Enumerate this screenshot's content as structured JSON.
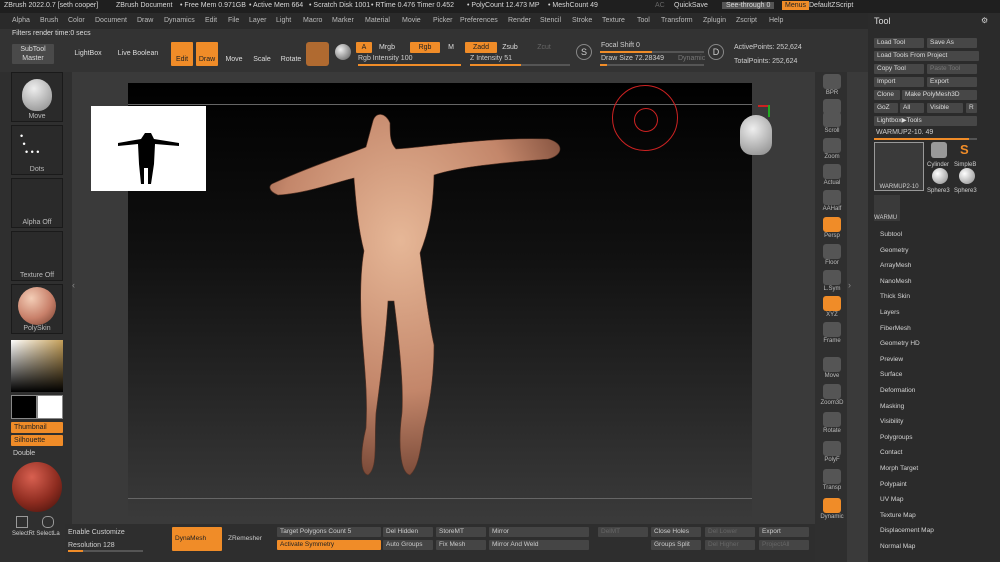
{
  "titlebar": {
    "app": "ZBrush 2022.0.7 [seth cooper]",
    "doc": "ZBrush Document",
    "free_mem": "• Free Mem 0.971GB",
    "active_mem": "• Active Mem 664",
    "scratch": "• Scratch Disk 1001",
    "rtime": "• RTime 0.476 Timer 0.452",
    "polycount": "• PolyCount 12.473 MP",
    "meshcount": "• MeshCount 49",
    "ac": "AC",
    "quicksave": "QuickSave",
    "seethrough": "See-through  0",
    "menus": "Menus",
    "defaultzscript": "DefaultZScript"
  },
  "menu": [
    "Alpha",
    "Brush",
    "Color",
    "Document",
    "Draw",
    "Dynamics",
    "Edit",
    "File",
    "Layer",
    "Light",
    "Macro",
    "Marker",
    "Material",
    "Movie",
    "Picker",
    "Preferences",
    "Render",
    "Stencil",
    "Stroke",
    "Texture",
    "Tool",
    "Transform",
    "Zplugin",
    "Zscript",
    "Help"
  ],
  "status": "Filters render time:0 secs",
  "toolbar": {
    "subtool_master": "SubTool Master",
    "lightbox": "LightBox",
    "live_boolean": "Live Boolean",
    "edit": "Edit",
    "draw": "Draw",
    "move": "Move",
    "scale": "Scale",
    "rotate": "Rotate",
    "a": "A",
    "mrgb": "Mrgb",
    "rgb": "Rgb",
    "m": "M",
    "zadd": "Zadd",
    "zsub": "Zsub",
    "zcut": "Zcut",
    "rgb_intensity": "Rgb Intensity  100",
    "z_intensity": "Z Intensity  51",
    "focal_shift": "Focal Shift  0",
    "draw_size": "Draw Size  72.28349",
    "dynamic": "Dynamic",
    "active_points": "ActivePoints: 252,624",
    "total_points": "TotalPoints: 252,624"
  },
  "left": {
    "brush": "Move",
    "stroke": "Dots",
    "alpha": "Alpha Off",
    "texture": "Texture Off",
    "material": "PolySkin",
    "thumbnail": "Thumbnail",
    "silhouette": "Silhouette",
    "double": "Double",
    "select": "SelectRt SelectLa"
  },
  "right_tools": [
    "BPR",
    "SPix 3",
    "Scroll",
    "Zoom",
    "Actual",
    "AAHalf",
    "Persp",
    "Floor",
    "L.Sym",
    "XYZ",
    "Frame",
    "Move",
    "Zoom3D",
    "Rotate",
    "PolyF",
    "Transp",
    "Dynamic"
  ],
  "toolpanel": {
    "title": "Tool",
    "load_tool": "Load Tool",
    "save_as": "Save As",
    "load_from_project": "Load Tools From Project",
    "copy_tool": "Copy Tool",
    "paste_tool": "Paste Tool",
    "import": "Import",
    "export": "Export",
    "clone": "Clone",
    "make_polymesh": "Make PolyMesh3D",
    "goz": "GoZ",
    "all": "All",
    "visible": "Visible",
    "r": "R",
    "lightbox_tools": "Lightbox▶Tools",
    "current": "WARMUP2-10. 49",
    "thumbs": [
      "WARMUP2-10",
      "Cylinder",
      "SimpleB",
      "Sphere3",
      "Sphere3",
      "WARMU"
    ],
    "sections": [
      "Subtool",
      "Geometry",
      "ArrayMesh",
      "NanoMesh",
      "Thick Skin",
      "Layers",
      "FiberMesh",
      "Geometry HD",
      "Preview",
      "Surface",
      "Deformation",
      "Masking",
      "Visibility",
      "Polygroups",
      "Contact",
      "Morph Target",
      "Polypaint",
      "UV Map",
      "Texture Map",
      "Displacement Map",
      "Normal Map"
    ]
  },
  "bottom": {
    "enable_customize": "Enable Customize",
    "resolution": "Resolution  128",
    "dynamesh": "DynaMesh",
    "zremesher": "ZRemesher",
    "target_polys": "Target Polygons Count  5",
    "activate_symmetry": "Activate Symmetry",
    "del_hidden": "Del Hidden",
    "auto_groups": "Auto Groups",
    "storemt": "StoreMT",
    "fix_mesh": "Fix Mesh",
    "mirror": "Mirror",
    "mirror_weld": "Mirror And Weld",
    "delmt": "DelMT",
    "close_holes": "Close Holes",
    "groups_split": "Groups Split",
    "del_lower": "Del Lower",
    "del_higher": "Del Higher",
    "export": "Export",
    "project_all": "ProjectAll"
  },
  "colors": {
    "accent": "#f08c28",
    "skin": "#d29a7a",
    "bg": "#3a3a3a"
  }
}
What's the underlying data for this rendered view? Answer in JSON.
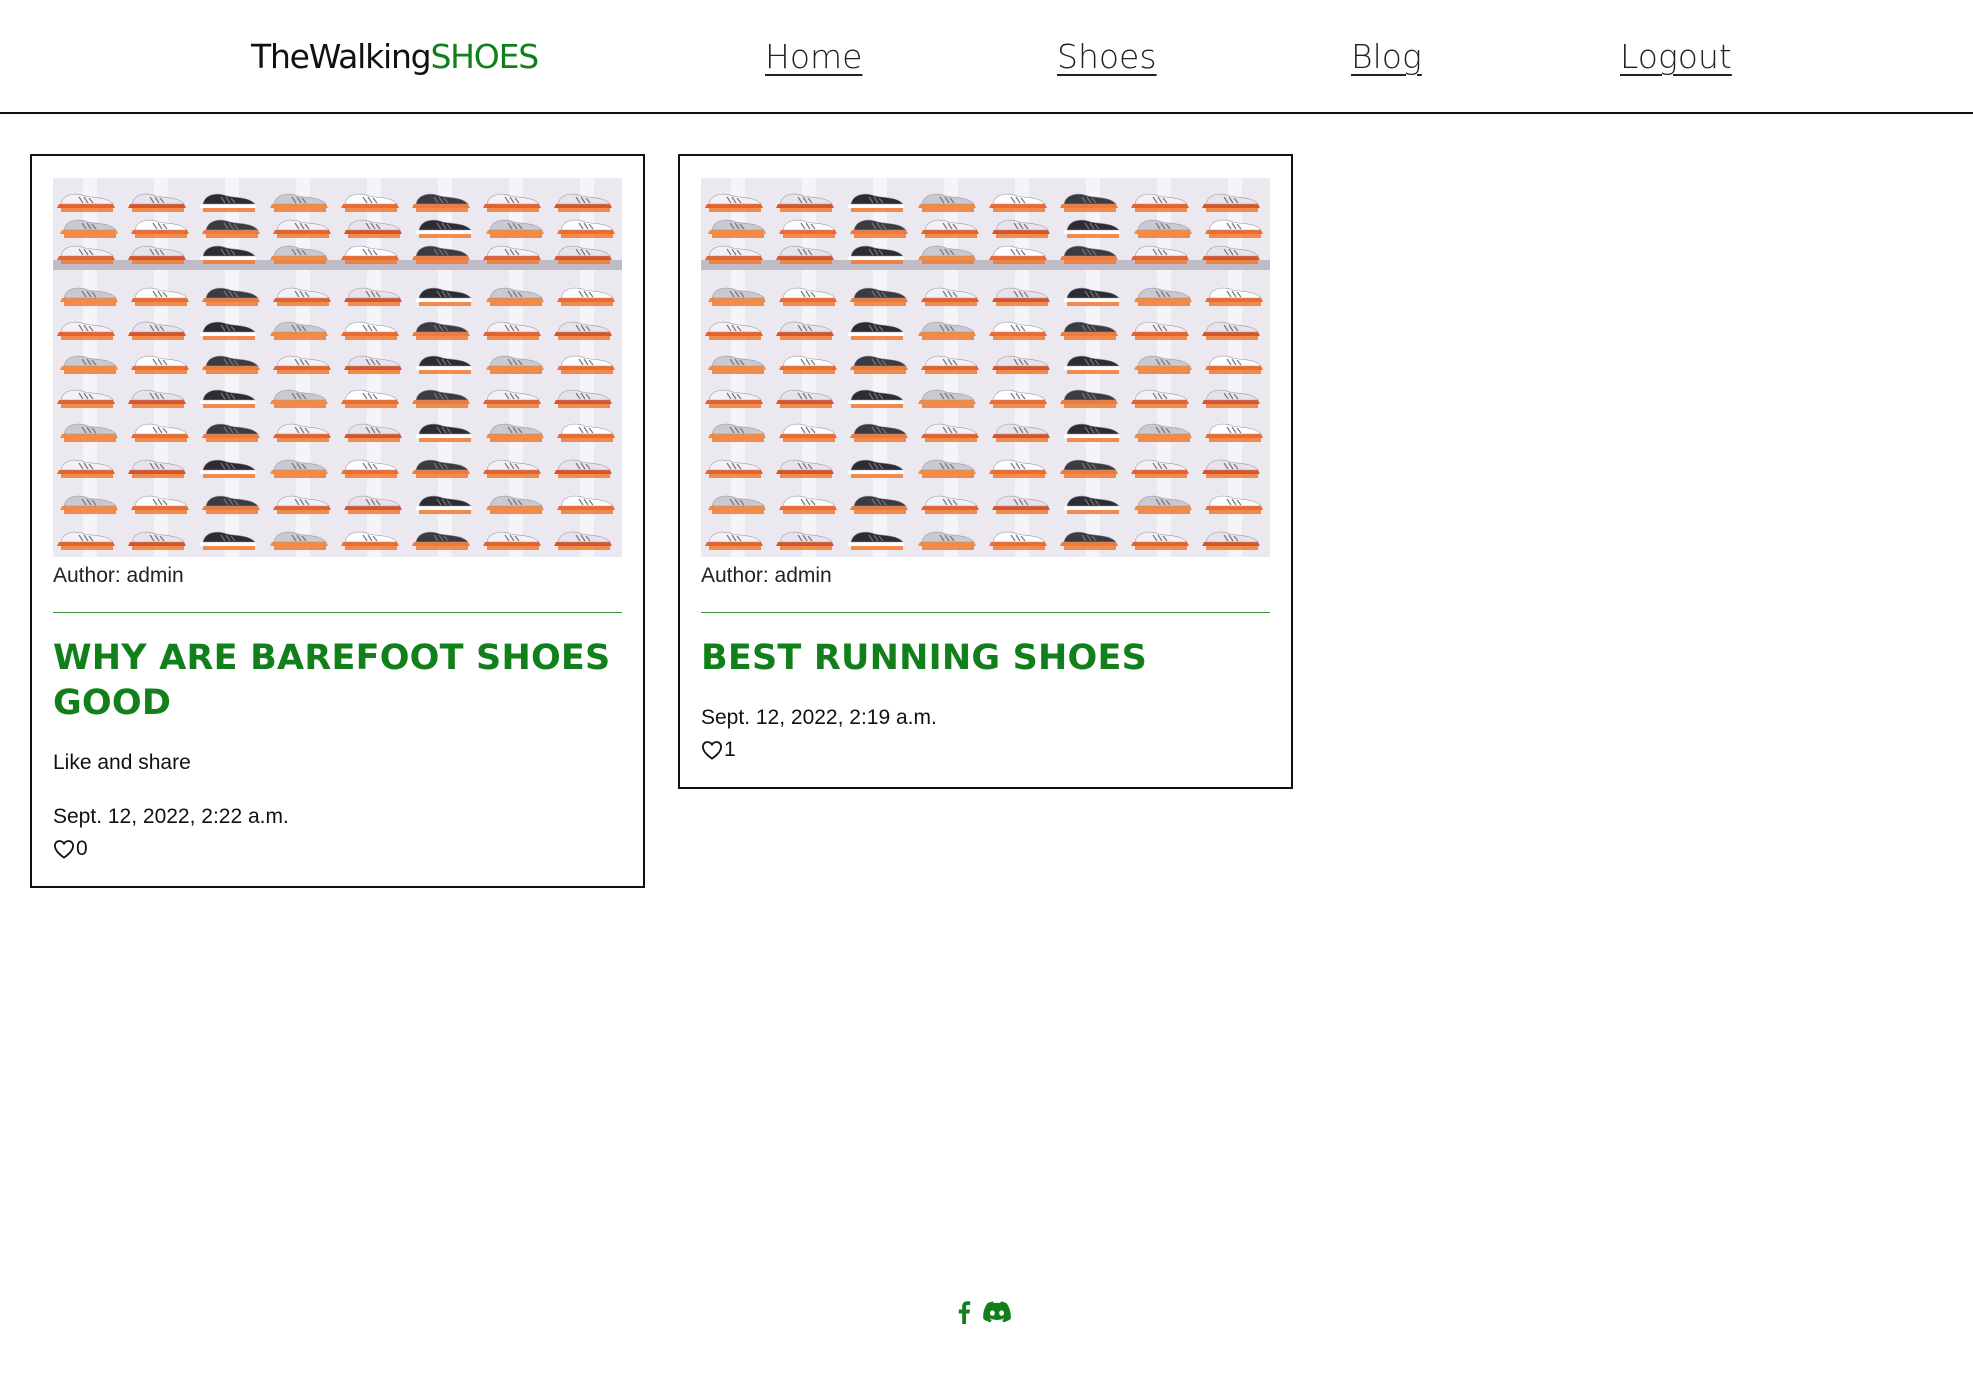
{
  "header": {
    "brand_part1": "TheWalking",
    "brand_part2": "SHOES",
    "nav": [
      {
        "label": "Home"
      },
      {
        "label": "Shoes"
      },
      {
        "label": "Blog"
      },
      {
        "label": "Logout"
      }
    ]
  },
  "posts": [
    {
      "author": "Author: admin",
      "title": "WHY ARE BAREFOOT SHOES GOOD",
      "excerpt": "Like and share",
      "date": "Sept. 12, 2022, 2:22 a.m.",
      "likes": "0",
      "image_icon": "shoe-wall-photo"
    },
    {
      "author": "Author: admin",
      "title": "BEST RUNNING SHOES",
      "excerpt": "",
      "date": "Sept. 12, 2022, 2:19 a.m.",
      "likes": "1",
      "image_icon": "shoe-wall-photo"
    }
  ],
  "footer": {
    "icons": [
      "facebook-icon",
      "discord-icon"
    ],
    "accent_color": "#12801a"
  },
  "colors": {
    "brand_green": "#12801a",
    "text": "#111111",
    "border": "#111111"
  }
}
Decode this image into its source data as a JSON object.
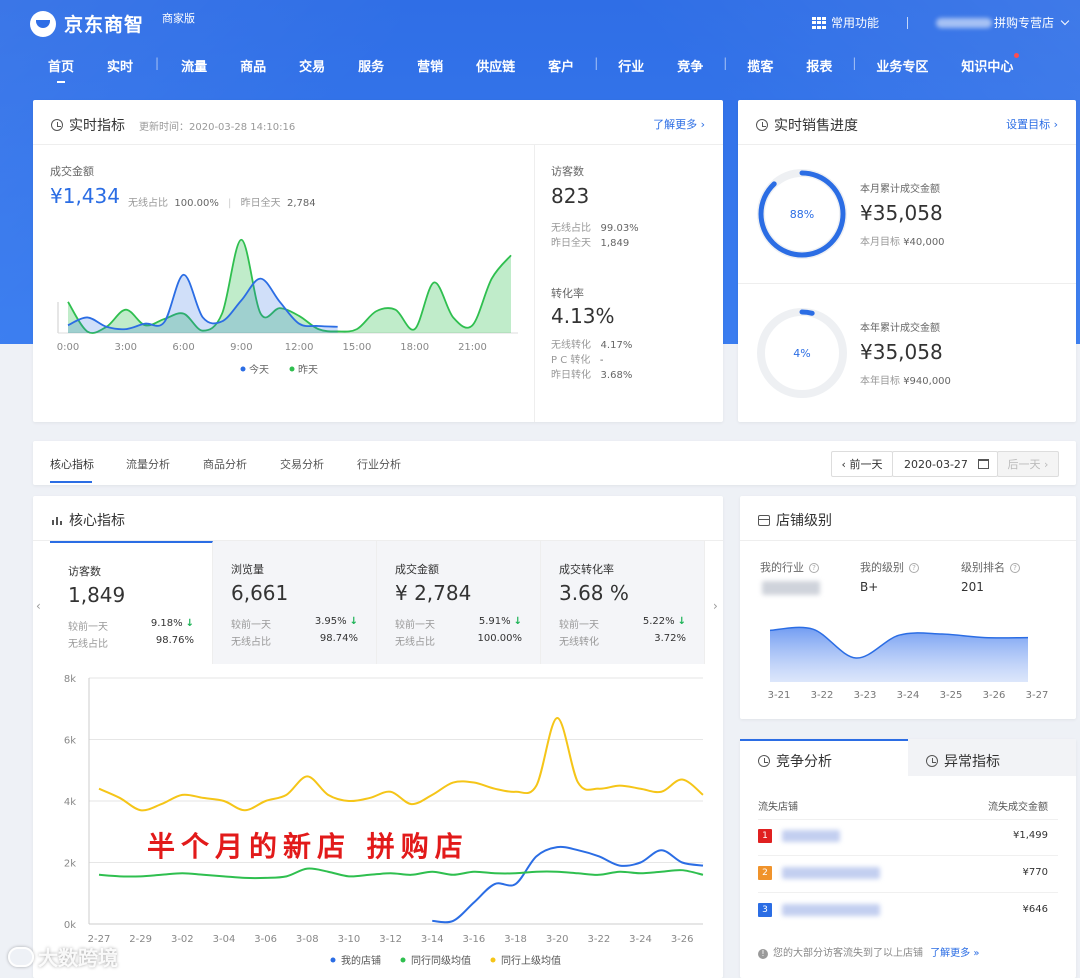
{
  "app": {
    "logo_text": "京东商智",
    "edition": "商家版"
  },
  "top_right": {
    "common_functions": "常用功能",
    "store_name": "拼购专营店"
  },
  "nav": [
    "首页",
    "实时",
    "流量",
    "商品",
    "交易",
    "服务",
    "营销",
    "供应链",
    "客户",
    "行业",
    "竞争",
    "揽客",
    "报表",
    "业务专区",
    "知识中心"
  ],
  "realtime": {
    "title": "实时指标",
    "update_label": "更新时间：2020-03-28 14:10:16",
    "learn_more": "了解更多 ›",
    "gmv": {
      "label": "成交金额",
      "value": "¥1,434",
      "wireless_label": "无线占比",
      "wireless_value": "100.00%",
      "yesterday_label": "昨日全天",
      "yesterday_value": "2,784"
    },
    "visitors": {
      "label": "访客数",
      "value": "823",
      "wireless_label": "无线占比",
      "wireless_value": "99.03%",
      "yesterday_label": "昨日全天",
      "yesterday_value": "1,849"
    },
    "conversion": {
      "label": "转化率",
      "value": "4.13%",
      "wireless_label": "无线转化",
      "wireless_value": "4.17%",
      "pc_label": "P C 转化",
      "pc_value": "-",
      "yesterday_label": "昨日转化",
      "yesterday_value": "3.68%"
    },
    "legend": {
      "today": "今天",
      "yesterday": "昨天"
    }
  },
  "sales_progress": {
    "title": "实时销售进度",
    "set_target": "设置目标 ›",
    "month": {
      "label": "本月累计成交金额",
      "value": "¥35,058",
      "target_label": "本月目标",
      "target_value": "¥40,000",
      "percent_text": "88%",
      "percent": 88
    },
    "year": {
      "label": "本年累计成交金额",
      "value": "¥35,058",
      "target_label": "本年目标",
      "target_value": "¥940,000",
      "percent_text": "4%",
      "percent": 4
    }
  },
  "tabs": [
    "核心指标",
    "流量分析",
    "商品分析",
    "交易分析",
    "行业分析"
  ],
  "date_nav": {
    "prev": "‹ 前一天",
    "date": "2020-03-27",
    "next": "后一天 ›"
  },
  "core": {
    "title": "核心指标",
    "metrics": [
      {
        "name": "访客数",
        "value": "1,849",
        "r1_label": "较前一天",
        "r1_value": "9.18%",
        "r2_label": "无线占比",
        "r2_value": "98.76%"
      },
      {
        "name": "浏览量",
        "value": "6,661",
        "r1_label": "较前一天",
        "r1_value": "3.95%",
        "r2_label": "无线占比",
        "r2_value": "98.74%"
      },
      {
        "name": "成交金额",
        "value": "¥ 2,784",
        "r1_label": "较前一天",
        "r1_value": "5.91%",
        "r2_label": "无线占比",
        "r2_value": "100.00%"
      },
      {
        "name": "成交转化率",
        "value": "3.68 %",
        "r1_label": "较前一天",
        "r1_value": "5.22%",
        "r2_label": "无线转化",
        "r2_value": "3.72%"
      }
    ],
    "down_arrow": "↓",
    "overlay_text": "半个月的新店 拼购店"
  },
  "store_level": {
    "title": "店铺级别",
    "industry_label": "我的行业",
    "level_label": "我的级别",
    "level_value": "B+",
    "rank_label": "级别排名",
    "rank_value": "201"
  },
  "competition": {
    "tab_active": "竞争分析",
    "tab_inactive": "异常指标",
    "col_left": "流失店铺",
    "col_right": "流失成交金额",
    "rows": [
      {
        "rank": "1",
        "amount": "¥1,499",
        "color": "#e02020"
      },
      {
        "rank": "2",
        "amount": "¥770",
        "color": "#f0932b"
      },
      {
        "rank": "3",
        "amount": "¥646",
        "color": "#2b6de4"
      }
    ],
    "footer": "您的大部分访客流失到了以上店铺",
    "footer_link": "了解更多 »"
  },
  "watermark": "大数跨境",
  "colors": {
    "brand": "#2f6ee6",
    "accent": "#2b6de4",
    "green": "#2fbf4f",
    "yellow": "#f5c518",
    "red_text": "#e21a1a"
  },
  "chart_data": [
    {
      "type": "area",
      "xlabels": [
        "0:00",
        "3:00",
        "6:00",
        "9:00",
        "12:00",
        "15:00",
        "18:00",
        "21:00"
      ],
      "x_range": [
        0,
        23
      ],
      "series": [
        {
          "name": "今天",
          "color": "#2b6de4",
          "x": [
            0,
            1,
            2,
            3,
            4,
            5,
            6,
            7,
            8,
            9,
            10,
            11,
            12,
            13,
            14
          ],
          "values": [
            10,
            20,
            8,
            5,
            12,
            14,
            75,
            20,
            15,
            42,
            70,
            40,
            12,
            9,
            8
          ]
        },
        {
          "name": "昨天",
          "color": "#2fbf4f",
          "x": [
            0,
            1,
            2,
            3,
            4,
            5,
            6,
            7,
            8,
            9,
            10,
            11,
            12,
            13,
            14,
            15,
            16,
            17,
            18,
            19,
            20,
            21,
            22,
            23
          ],
          "values": [
            40,
            2,
            8,
            30,
            10,
            18,
            25,
            3,
            25,
            120,
            25,
            32,
            22,
            5,
            2,
            5,
            28,
            30,
            5,
            65,
            20,
            10,
            70,
            100
          ]
        }
      ]
    },
    {
      "type": "line",
      "categories": [
        "2-27",
        "2-28",
        "2-29",
        "3-01",
        "3-02",
        "3-03",
        "3-04",
        "3-05",
        "3-06",
        "3-07",
        "3-08",
        "3-09",
        "3-10",
        "3-11",
        "3-12",
        "3-13",
        "3-14",
        "3-15",
        "3-16",
        "3-17",
        "3-18",
        "3-19",
        "3-20",
        "3-21",
        "3-22",
        "3-23",
        "3-24",
        "3-25",
        "3-26",
        "3-27"
      ],
      "tick_labels": [
        "2-27",
        "2-29",
        "3-02",
        "3-04",
        "3-06",
        "3-08",
        "3-10",
        "3-12",
        "3-14",
        "3-16",
        "3-18",
        "3-20",
        "3-22",
        "3-24",
        "3-26"
      ],
      "yticks": [
        "0k",
        "2k",
        "4k",
        "6k",
        "8k"
      ],
      "ylim": [
        0,
        8000
      ],
      "series": [
        {
          "name": "我的店铺",
          "color": "#2b6de4",
          "start": 16,
          "values": [
            null,
            null,
            null,
            null,
            null,
            null,
            null,
            null,
            null,
            null,
            null,
            null,
            null,
            null,
            null,
            null,
            100,
            100,
            700,
            1300,
            1300,
            2200,
            2500,
            2400,
            2200,
            1900,
            2000,
            2400,
            2000,
            1900
          ]
        },
        {
          "name": "同行同级均值",
          "color": "#2fbf4f",
          "values": [
            1600,
            1550,
            1550,
            1600,
            1650,
            1600,
            1550,
            1500,
            1500,
            1550,
            1800,
            1700,
            1550,
            1600,
            1650,
            1600,
            1700,
            1600,
            1700,
            1650,
            1650,
            1700,
            1700,
            1650,
            1600,
            1700,
            1650,
            1700,
            1750,
            1600
          ]
        },
        {
          "name": "同行上级均值",
          "color": "#f5c518",
          "values": [
            4400,
            4100,
            3700,
            3900,
            4200,
            4100,
            4000,
            3700,
            4000,
            4200,
            4800,
            4200,
            4000,
            4100,
            4300,
            3900,
            4200,
            4600,
            4600,
            4400,
            4300,
            4500,
            6700,
            4600,
            4400,
            4500,
            4400,
            4300,
            4700,
            4200
          ]
        }
      ]
    },
    {
      "type": "area",
      "categories": [
        "3-21",
        "3-22",
        "3-23",
        "3-24",
        "3-25",
        "3-26",
        "3-27"
      ],
      "values": [
        86,
        88,
        40,
        78,
        80,
        74,
        74
      ],
      "color": "#2b6de4"
    }
  ]
}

Task description. Extract all lines of the records above that include "Sept".

Answer for this exercise.
      "date": "Sept. 12, 2022, 2:22 a.m.",
      "date": "Sept. 12, 2022, 2:19 a.m.",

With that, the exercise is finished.